Copy down every line where the string "Aabenraa" shows up.

======== RECORDS SHOWN

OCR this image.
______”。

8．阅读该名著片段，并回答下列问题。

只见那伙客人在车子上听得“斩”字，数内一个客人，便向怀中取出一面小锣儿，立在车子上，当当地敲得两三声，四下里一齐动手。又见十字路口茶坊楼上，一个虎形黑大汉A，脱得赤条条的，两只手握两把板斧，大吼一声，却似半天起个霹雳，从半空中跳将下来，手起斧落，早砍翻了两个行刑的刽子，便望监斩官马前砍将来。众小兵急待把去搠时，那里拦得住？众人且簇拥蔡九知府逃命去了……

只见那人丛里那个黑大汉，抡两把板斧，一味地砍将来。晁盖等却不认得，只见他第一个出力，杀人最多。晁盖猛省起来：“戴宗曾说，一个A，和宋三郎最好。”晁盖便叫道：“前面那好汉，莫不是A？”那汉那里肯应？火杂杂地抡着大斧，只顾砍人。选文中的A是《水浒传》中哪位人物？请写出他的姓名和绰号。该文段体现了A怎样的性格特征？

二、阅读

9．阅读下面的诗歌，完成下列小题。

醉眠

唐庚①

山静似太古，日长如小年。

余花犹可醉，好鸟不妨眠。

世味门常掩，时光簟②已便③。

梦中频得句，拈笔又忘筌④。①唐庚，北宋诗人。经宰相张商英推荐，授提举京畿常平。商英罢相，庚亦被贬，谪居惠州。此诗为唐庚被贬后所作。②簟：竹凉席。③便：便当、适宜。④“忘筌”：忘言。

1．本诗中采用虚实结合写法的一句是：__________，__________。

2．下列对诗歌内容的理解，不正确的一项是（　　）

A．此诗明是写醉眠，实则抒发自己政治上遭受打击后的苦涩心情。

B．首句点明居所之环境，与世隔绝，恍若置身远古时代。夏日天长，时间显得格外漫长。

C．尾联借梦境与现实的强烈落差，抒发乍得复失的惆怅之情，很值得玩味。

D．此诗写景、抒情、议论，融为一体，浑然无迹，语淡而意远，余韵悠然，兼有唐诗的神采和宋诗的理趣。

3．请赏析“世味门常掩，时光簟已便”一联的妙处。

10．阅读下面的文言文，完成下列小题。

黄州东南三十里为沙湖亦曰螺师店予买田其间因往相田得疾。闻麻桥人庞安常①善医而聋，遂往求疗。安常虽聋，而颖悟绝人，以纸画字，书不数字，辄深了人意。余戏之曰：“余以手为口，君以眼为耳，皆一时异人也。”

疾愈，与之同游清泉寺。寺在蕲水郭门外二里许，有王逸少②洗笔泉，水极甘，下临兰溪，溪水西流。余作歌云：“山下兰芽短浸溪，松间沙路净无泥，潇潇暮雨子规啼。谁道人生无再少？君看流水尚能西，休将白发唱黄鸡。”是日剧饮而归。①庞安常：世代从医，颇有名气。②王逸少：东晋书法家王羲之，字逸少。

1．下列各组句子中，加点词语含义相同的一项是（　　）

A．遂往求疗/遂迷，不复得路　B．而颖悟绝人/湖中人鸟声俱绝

================
======== RECORDS SHOWN

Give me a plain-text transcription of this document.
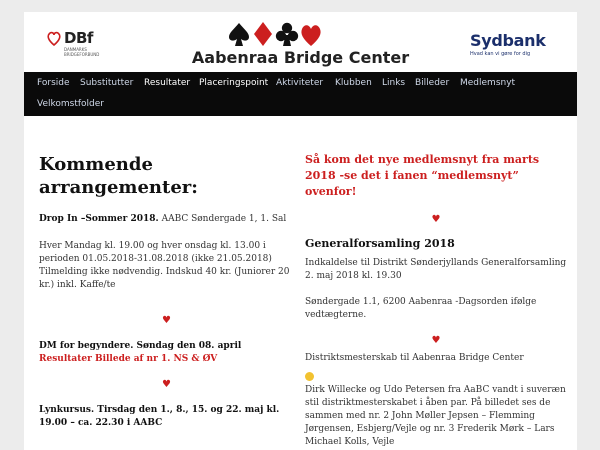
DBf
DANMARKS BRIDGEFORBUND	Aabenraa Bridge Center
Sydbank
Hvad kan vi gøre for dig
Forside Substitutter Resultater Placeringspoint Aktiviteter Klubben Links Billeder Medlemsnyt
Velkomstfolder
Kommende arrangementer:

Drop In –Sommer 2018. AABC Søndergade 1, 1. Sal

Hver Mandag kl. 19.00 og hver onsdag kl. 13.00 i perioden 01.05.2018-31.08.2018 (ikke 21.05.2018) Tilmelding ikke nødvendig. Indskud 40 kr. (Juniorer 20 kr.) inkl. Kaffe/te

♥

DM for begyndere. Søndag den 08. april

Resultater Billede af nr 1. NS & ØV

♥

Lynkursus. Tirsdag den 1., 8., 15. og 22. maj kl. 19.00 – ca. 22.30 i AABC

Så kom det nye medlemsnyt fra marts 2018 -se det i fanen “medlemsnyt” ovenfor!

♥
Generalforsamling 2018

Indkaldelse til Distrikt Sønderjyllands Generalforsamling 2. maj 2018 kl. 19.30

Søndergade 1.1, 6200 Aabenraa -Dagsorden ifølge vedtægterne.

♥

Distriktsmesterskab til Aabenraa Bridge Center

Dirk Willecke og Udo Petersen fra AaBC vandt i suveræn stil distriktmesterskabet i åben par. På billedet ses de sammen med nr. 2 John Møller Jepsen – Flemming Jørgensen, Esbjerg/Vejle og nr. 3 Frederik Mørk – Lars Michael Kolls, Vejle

================

• RESULT OF THIS EXERCISE
DANMARKS BRIDGEFORBUND	Aabenraa Bridge Center
Søndergade 1.1, 6200 Aabenraa -Dagsorden ifølge vedtægterne.
Distriktsmesterskab til Aabenraa Bridge Center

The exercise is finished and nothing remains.